-- start DATA FOR PROCESSING --

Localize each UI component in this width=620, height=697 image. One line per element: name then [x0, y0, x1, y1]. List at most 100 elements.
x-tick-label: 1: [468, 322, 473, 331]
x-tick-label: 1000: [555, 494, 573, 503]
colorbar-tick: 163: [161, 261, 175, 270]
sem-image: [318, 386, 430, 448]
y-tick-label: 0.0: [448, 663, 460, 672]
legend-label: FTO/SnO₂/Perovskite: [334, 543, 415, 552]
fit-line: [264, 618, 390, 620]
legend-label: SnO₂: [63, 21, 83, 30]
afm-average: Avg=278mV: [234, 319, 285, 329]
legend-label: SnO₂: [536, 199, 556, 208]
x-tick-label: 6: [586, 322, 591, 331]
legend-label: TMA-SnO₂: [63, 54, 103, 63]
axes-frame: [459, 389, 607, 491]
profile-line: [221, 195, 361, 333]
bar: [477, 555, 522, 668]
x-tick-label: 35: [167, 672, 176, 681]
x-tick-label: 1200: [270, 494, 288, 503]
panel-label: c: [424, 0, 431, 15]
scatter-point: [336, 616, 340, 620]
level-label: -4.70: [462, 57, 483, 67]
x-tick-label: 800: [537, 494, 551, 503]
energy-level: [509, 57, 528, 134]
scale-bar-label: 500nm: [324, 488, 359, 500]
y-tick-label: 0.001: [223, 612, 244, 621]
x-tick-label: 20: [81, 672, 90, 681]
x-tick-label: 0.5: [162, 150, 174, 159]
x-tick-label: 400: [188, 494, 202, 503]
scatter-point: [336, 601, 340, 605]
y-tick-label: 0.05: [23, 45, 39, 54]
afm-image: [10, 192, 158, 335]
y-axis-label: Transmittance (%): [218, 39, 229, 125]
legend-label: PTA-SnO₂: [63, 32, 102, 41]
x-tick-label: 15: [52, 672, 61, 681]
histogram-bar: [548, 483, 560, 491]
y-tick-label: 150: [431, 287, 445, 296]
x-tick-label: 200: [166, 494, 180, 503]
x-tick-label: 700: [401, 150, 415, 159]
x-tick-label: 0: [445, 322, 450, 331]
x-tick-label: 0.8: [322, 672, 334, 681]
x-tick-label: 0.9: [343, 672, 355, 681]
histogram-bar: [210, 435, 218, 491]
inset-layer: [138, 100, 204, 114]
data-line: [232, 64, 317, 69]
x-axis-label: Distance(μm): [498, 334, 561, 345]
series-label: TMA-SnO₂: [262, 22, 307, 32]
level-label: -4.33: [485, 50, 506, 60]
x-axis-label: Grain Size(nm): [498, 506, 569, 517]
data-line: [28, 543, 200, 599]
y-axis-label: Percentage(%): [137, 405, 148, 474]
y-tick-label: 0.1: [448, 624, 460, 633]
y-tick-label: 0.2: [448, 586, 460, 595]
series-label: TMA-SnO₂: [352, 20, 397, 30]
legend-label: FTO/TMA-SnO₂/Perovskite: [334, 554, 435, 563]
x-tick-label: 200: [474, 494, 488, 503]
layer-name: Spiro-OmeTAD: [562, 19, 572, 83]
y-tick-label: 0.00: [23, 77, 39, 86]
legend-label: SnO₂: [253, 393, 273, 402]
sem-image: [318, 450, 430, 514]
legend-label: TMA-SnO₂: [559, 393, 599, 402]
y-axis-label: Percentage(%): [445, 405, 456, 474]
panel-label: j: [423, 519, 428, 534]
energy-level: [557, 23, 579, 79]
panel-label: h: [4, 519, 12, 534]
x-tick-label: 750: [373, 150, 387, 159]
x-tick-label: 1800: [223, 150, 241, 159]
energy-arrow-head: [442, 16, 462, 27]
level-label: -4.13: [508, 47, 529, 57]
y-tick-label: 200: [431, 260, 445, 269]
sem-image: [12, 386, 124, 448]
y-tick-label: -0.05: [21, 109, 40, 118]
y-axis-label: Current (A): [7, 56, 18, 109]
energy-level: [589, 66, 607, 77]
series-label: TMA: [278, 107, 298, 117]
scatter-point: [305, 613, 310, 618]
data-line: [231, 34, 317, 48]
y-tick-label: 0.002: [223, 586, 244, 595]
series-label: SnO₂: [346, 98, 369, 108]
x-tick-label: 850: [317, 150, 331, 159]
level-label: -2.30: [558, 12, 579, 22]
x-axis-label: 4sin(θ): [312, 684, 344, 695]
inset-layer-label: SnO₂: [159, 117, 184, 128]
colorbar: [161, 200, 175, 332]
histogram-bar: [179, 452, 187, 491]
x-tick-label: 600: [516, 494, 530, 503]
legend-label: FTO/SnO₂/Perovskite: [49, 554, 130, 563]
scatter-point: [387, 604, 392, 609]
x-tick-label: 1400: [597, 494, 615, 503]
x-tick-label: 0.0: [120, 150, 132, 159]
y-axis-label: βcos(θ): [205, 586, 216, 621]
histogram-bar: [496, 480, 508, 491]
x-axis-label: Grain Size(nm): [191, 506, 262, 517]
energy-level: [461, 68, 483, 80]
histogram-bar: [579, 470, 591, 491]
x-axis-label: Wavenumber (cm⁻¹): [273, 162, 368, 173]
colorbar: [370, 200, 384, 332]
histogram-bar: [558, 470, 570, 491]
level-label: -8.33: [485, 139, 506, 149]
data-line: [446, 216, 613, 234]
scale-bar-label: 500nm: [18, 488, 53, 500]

-- end DATA FOR PROCESSING --

TASK INSTRUCTIONS.
Copy every line of the material above character for character, keeping the original order.

SOLUTION TO THIS TASK.
Localize each UI component in this width=620, height=697 image. One line per element: name then [x0, y0, x1, y1]. List at most 100 elements.
x-tick-label: 1: [468, 322, 473, 331]
x-tick-label: 1000: [555, 494, 573, 503]
colorbar-tick: 163: [161, 261, 175, 270]
sem-image: [318, 386, 430, 448]
y-tick-label: 0.0: [448, 663, 460, 672]
legend-label: FTO/SnO₂/Perovskite: [334, 543, 415, 552]
fit-line: [264, 618, 390, 620]
legend-label: SnO₂: [63, 21, 83, 30]
afm-average: Avg=278mV: [234, 319, 285, 329]
legend-label: SnO₂: [536, 199, 556, 208]
x-tick-label: 6: [586, 322, 591, 331]
legend-label: TMA-SnO₂: [63, 54, 103, 63]
axes-frame: [459, 389, 607, 491]
profile-line: [221, 195, 361, 333]
bar: [477, 555, 522, 668]
x-tick-label: 35: [167, 672, 176, 681]
x-tick-label: 1200: [270, 494, 288, 503]
panel-label: c: [424, 0, 431, 15]
scatter-point: [336, 616, 340, 620]
level-label: -4.70: [462, 57, 483, 67]
x-tick-label: 800: [537, 494, 551, 503]
energy-level: [509, 57, 528, 134]
scale-bar-label: 500nm: [324, 488, 359, 500]
y-tick-label: 0.001: [223, 612, 244, 621]
x-tick-label: 20: [81, 672, 90, 681]
x-tick-label: 0.5: [162, 150, 174, 159]
x-tick-label: 400: [188, 494, 202, 503]
scatter-point: [336, 601, 340, 605]
y-tick-label: 0.05: [23, 45, 39, 54]
afm-image: [10, 192, 158, 335]
y-axis-label: Transmittance (%): [218, 39, 229, 125]
legend-label: PTA-SnO₂: [63, 32, 102, 41]
x-tick-label: 15: [52, 672, 61, 681]
histogram-bar: [548, 483, 560, 491]
y-tick-label: 150: [431, 287, 445, 296]
x-tick-label: 200: [166, 494, 180, 503]
x-tick-label: 700: [401, 150, 415, 159]
x-tick-label: 0: [445, 322, 450, 331]
x-tick-label: 0.8: [322, 672, 334, 681]
x-tick-label: 0.9: [343, 672, 355, 681]
histogram-bar: [210, 435, 218, 491]
inset-layer: [138, 100, 204, 114]
data-line: [232, 64, 317, 69]
x-axis-label: Distance(μm): [498, 334, 561, 345]
series-label: TMA-SnO₂: [262, 22, 307, 32]
level-label: -4.33: [485, 50, 506, 60]
x-axis-label: Grain Size(nm): [498, 506, 569, 517]
data-line: [28, 543, 200, 599]
y-axis-label: Percentage(%): [137, 405, 148, 474]
y-tick-label: 0.1: [448, 624, 460, 633]
y-tick-label: 0.2: [448, 586, 460, 595]
series-label: TMA-SnO₂: [352, 20, 397, 30]
legend-label: FTO/TMA-SnO₂/Perovskite: [334, 554, 435, 563]
x-tick-label: 200: [474, 494, 488, 503]
layer-name: Spiro-OmeTAD: [562, 19, 572, 83]
y-tick-label: 0.00: [23, 77, 39, 86]
legend-label: SnO₂: [253, 393, 273, 402]
sem-image: [318, 450, 430, 514]
legend-label: TMA-SnO₂: [559, 393, 599, 402]
y-axis-label: Percentage(%): [445, 405, 456, 474]
panel-label: j: [423, 519, 428, 534]
energy-level: [557, 23, 579, 79]
panel-label: h: [4, 519, 12, 534]
x-tick-label: 750: [373, 150, 387, 159]
x-tick-label: 1800: [223, 150, 241, 159]
energy-arrow-head: [442, 16, 462, 27]
level-label: -4.13: [508, 47, 529, 57]
y-tick-label: 200: [431, 260, 445, 269]
sem-image: [12, 386, 124, 448]
y-tick-label: -0.05: [21, 109, 40, 118]
y-axis-label: Current (A): [7, 56, 18, 109]
energy-level: [589, 66, 607, 77]
series-label: TMA: [278, 107, 298, 117]
scatter-point: [305, 613, 310, 618]
data-line: [231, 34, 317, 48]
y-tick-label: 0.002: [223, 586, 244, 595]
series-label: SnO₂: [346, 98, 369, 108]
x-tick-label: 850: [317, 150, 331, 159]
level-label: -2.30: [558, 12, 579, 22]
x-axis-label: 4sin(θ): [312, 684, 344, 695]
inset-layer-label: SnO₂: [159, 117, 184, 128]
colorbar: [161, 200, 175, 332]
histogram-bar: [179, 452, 187, 491]
x-tick-label: 600: [516, 494, 530, 503]
legend-label: FTO/SnO₂/Perovskite: [49, 554, 130, 563]
scatter-point: [387, 604, 392, 609]
x-tick-label: 1400: [597, 494, 615, 503]
x-tick-label: 0.0: [120, 150, 132, 159]
y-axis-label: βcos(θ): [205, 586, 216, 621]
histogram-bar: [496, 480, 508, 491]
x-axis-label: Grain Size(nm): [191, 506, 262, 517]
energy-level: [461, 68, 483, 80]
histogram-bar: [579, 470, 591, 491]
x-axis-label: Wavenumber (cm⁻¹): [273, 162, 368, 173]
colorbar: [370, 200, 384, 332]
histogram-bar: [558, 470, 570, 491]
level-label: -8.33: [485, 139, 506, 149]
data-line: [446, 216, 613, 234]
scale-bar-label: 500nm: [18, 488, 53, 500]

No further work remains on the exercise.